• **Set exercise**: Copy every line from the one that holds "Extract all readable text from this page." to the end of the records below, exactly and with nothing else, but without any pictures.

• **Given records**:
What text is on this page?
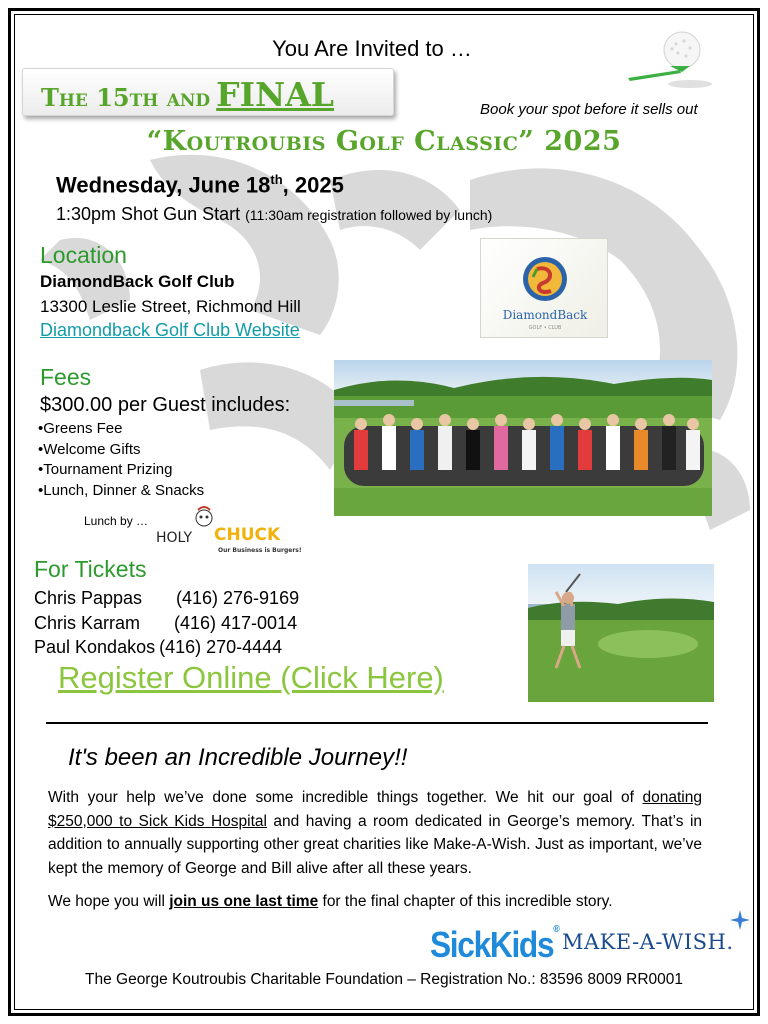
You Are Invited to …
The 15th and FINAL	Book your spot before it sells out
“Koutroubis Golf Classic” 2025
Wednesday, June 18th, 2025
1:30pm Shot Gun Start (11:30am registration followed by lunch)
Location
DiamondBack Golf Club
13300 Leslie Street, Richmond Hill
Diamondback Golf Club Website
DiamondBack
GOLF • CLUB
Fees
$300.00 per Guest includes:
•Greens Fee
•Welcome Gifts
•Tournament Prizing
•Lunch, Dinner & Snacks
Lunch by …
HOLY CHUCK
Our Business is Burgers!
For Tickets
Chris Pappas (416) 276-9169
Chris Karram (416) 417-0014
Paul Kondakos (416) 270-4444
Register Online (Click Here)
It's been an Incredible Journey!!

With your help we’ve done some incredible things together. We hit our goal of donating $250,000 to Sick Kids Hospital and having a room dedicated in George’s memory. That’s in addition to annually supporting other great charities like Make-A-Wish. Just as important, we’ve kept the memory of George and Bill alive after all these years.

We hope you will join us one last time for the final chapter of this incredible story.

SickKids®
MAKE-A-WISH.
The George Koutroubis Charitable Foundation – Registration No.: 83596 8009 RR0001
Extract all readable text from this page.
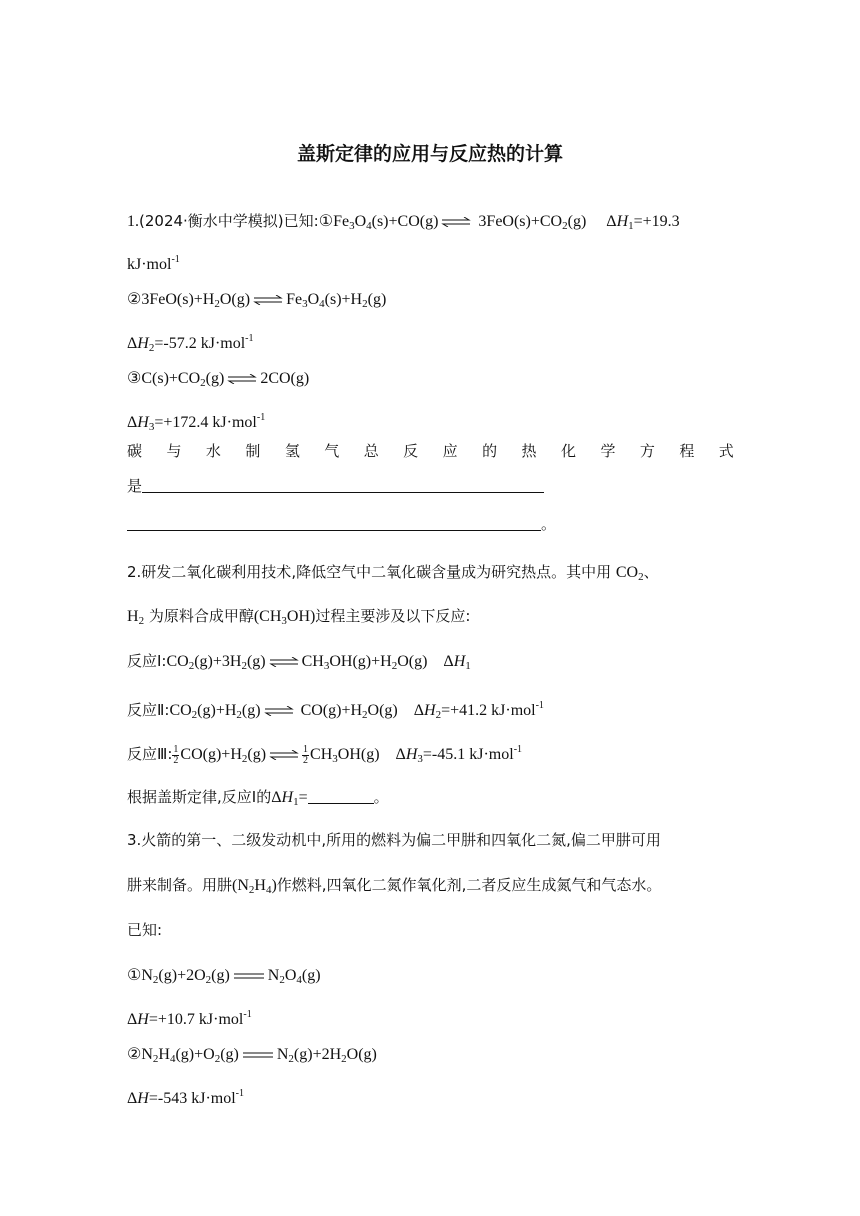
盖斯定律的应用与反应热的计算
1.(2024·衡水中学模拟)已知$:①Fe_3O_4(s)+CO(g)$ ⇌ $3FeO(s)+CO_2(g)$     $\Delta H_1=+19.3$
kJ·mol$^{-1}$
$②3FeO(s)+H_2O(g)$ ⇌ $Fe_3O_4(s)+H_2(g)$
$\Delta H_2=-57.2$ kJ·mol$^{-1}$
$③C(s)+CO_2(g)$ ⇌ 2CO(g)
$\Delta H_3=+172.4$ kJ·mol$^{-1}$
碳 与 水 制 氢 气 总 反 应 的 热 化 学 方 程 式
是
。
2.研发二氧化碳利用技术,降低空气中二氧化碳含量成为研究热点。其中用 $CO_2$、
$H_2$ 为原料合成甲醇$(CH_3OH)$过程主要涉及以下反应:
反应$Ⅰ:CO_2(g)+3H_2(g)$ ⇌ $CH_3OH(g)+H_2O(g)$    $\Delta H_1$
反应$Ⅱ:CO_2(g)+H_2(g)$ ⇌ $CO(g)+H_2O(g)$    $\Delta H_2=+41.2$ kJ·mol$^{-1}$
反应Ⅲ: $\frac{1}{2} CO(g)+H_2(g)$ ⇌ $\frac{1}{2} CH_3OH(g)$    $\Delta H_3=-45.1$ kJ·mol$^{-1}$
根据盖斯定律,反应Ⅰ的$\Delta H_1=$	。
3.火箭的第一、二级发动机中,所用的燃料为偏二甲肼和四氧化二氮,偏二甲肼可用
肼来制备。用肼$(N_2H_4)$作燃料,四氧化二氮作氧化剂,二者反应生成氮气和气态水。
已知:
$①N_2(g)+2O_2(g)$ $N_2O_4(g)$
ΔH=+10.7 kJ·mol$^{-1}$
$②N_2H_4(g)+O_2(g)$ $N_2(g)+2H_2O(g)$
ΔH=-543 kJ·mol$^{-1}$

• **Solution to this task**:
Extract all readable text from this page.
盖斯定律的应用与反应热的计算
1.(2024·衡水中学模拟)已知$:①Fe_3O_4(s)+CO(g)$ ⇌ $3FeO(s)+CO_2(g)$     $\Delta H_1=+19.3$
kJ·mol$^{-1}$
$②3FeO(s)+H_2O(g)$ ⇌ $Fe_3O_4(s)+H_2(g)$
$\Delta H_2=-57.2$ kJ·mol$^{-1}$
$③C(s)+CO_2(g)$ ⇌ 2CO(g)
$\Delta H_3=+172.4$ kJ·mol$^{-1}$
碳 与 水 制 氢 气 总 反 应 的 热 化 学 方 程 式
是
。
2.研发二氧化碳利用技术,降低空气中二氧化碳含量成为研究热点。其中用 $CO_2$、
$H_2$ 为原料合成甲醇$(CH_3OH)$过程主要涉及以下反应:
反应$Ⅰ:CO_2(g)+3H_2(g)$ ⇌ $CH_3OH(g)+H_2O(g)$    $\Delta H_1$
反应$Ⅱ:CO_2(g)+H_2(g)$ ⇌ $CO(g)+H_2O(g)$    $\Delta H_2=+41.2$ kJ·mol$^{-1}$
反应Ⅲ: $\frac{1}{2} CO(g)+H_2(g)$ ⇌ $\frac{1}{2} CH_3OH(g)$    $\Delta H_3=-45.1$ kJ·mol$^{-1}$
根据盖斯定律,反应Ⅰ的$\Delta H_1=$	。
3.火箭的第一、二级发动机中,所用的燃料为偏二甲肼和四氧化二氮,偏二甲肼可用
肼来制备。用肼$(N_2H_4)$作燃料,四氧化二氮作氧化剂,二者反应生成氮气和气态水。
已知:
$①N_2(g)+2O_2(g)$ $N_2O_4(g)$
ΔH=+10.7 kJ·mol$^{-1}$
$②N_2H_4(g)+O_2(g)$ $N_2(g)+2H_2O(g)$
ΔH=-543 kJ·mol$^{-1}$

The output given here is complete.